• _Task objective_
Print every entry exactly as written.

┄┄┄┄┄┄┄┄┄┄

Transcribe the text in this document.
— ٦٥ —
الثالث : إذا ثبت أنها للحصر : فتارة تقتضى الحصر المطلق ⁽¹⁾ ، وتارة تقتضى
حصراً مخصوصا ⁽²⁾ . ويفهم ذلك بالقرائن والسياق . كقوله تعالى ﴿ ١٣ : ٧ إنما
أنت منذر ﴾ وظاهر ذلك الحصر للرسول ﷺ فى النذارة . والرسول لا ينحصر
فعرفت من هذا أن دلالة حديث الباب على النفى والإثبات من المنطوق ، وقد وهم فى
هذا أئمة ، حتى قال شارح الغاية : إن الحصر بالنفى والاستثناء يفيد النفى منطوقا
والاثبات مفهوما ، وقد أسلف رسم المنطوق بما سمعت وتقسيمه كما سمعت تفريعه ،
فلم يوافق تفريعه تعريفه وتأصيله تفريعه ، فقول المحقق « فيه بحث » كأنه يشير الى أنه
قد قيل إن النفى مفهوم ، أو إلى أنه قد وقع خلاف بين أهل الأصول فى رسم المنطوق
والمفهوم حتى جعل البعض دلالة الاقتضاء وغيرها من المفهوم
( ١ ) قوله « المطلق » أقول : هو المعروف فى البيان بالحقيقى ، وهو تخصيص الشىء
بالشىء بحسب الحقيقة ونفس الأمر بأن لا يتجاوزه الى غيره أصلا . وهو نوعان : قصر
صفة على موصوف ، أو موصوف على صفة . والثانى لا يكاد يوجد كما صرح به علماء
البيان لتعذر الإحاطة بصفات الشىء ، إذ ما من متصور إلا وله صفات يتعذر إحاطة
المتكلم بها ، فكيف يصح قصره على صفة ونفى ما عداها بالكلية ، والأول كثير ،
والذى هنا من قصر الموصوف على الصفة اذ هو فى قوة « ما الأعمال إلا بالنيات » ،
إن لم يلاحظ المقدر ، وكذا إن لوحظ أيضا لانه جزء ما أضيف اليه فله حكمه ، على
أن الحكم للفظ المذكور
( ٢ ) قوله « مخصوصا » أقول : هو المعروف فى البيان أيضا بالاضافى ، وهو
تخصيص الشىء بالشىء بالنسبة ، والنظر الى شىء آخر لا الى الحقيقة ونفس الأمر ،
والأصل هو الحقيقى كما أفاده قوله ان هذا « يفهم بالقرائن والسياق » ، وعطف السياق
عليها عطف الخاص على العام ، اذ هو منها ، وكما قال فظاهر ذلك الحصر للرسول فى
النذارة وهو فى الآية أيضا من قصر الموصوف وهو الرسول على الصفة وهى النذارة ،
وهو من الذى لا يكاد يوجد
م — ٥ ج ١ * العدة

┄┄┄┄┄┄┄┄┄┄

• _Solved problem_
Transcribe the text in this document.
— ٦٥ —
الثالث : إذا ثبت أنها للحصر : فتارة تقتضى الحصر المطلق ⁽¹⁾ ، وتارة تقتضى
حصراً مخصوصا ⁽²⁾ . ويفهم ذلك بالقرائن والسياق . كقوله تعالى ﴿ ١٣ : ٧ إنما
أنت منذر ﴾ وظاهر ذلك الحصر للرسول ﷺ فى النذارة . والرسول لا ينحصر
فعرفت من هذا أن دلالة حديث الباب على النفى والإثبات من المنطوق ، وقد وهم فى
هذا أئمة ، حتى قال شارح الغاية : إن الحصر بالنفى والاستثناء يفيد النفى منطوقا
والاثبات مفهوما ، وقد أسلف رسم المنطوق بما سمعت وتقسيمه كما سمعت تفريعه ،
فلم يوافق تفريعه تعريفه وتأصيله تفريعه ، فقول المحقق « فيه بحث » كأنه يشير الى أنه
قد قيل إن النفى مفهوم ، أو إلى أنه قد وقع خلاف بين أهل الأصول فى رسم المنطوق
والمفهوم حتى جعل البعض دلالة الاقتضاء وغيرها من المفهوم
( ١ ) قوله « المطلق » أقول : هو المعروف فى البيان بالحقيقى ، وهو تخصيص الشىء
بالشىء بحسب الحقيقة ونفس الأمر بأن لا يتجاوزه الى غيره أصلا . وهو نوعان : قصر
صفة على موصوف ، أو موصوف على صفة . والثانى لا يكاد يوجد كما صرح به علماء
البيان لتعذر الإحاطة بصفات الشىء ، إذ ما من متصور إلا وله صفات يتعذر إحاطة
المتكلم بها ، فكيف يصح قصره على صفة ونفى ما عداها بالكلية ، والأول كثير ،
والذى هنا من قصر الموصوف على الصفة اذ هو فى قوة « ما الأعمال إلا بالنيات » ،
إن لم يلاحظ المقدر ، وكذا إن لوحظ أيضا لانه جزء ما أضيف اليه فله حكمه ، على
أن الحكم للفظ المذكور
( ٢ ) قوله « مخصوصا » أقول : هو المعروف فى البيان أيضا بالاضافى ، وهو
تخصيص الشىء بالشىء بالنسبة ، والنظر الى شىء آخر لا الى الحقيقة ونفس الأمر ،
والأصل هو الحقيقى كما أفاده قوله ان هذا « يفهم بالقرائن والسياق » ، وعطف السياق
عليها عطف الخاص على العام ، اذ هو منها ، وكما قال فظاهر ذلك الحصر للرسول فى
النذارة وهو فى الآية أيضا من قصر الموصوف وهو الرسول على الصفة وهى النذارة ،
وهو من الذى لا يكاد يوجد
م — ٥ ج ١ * العدة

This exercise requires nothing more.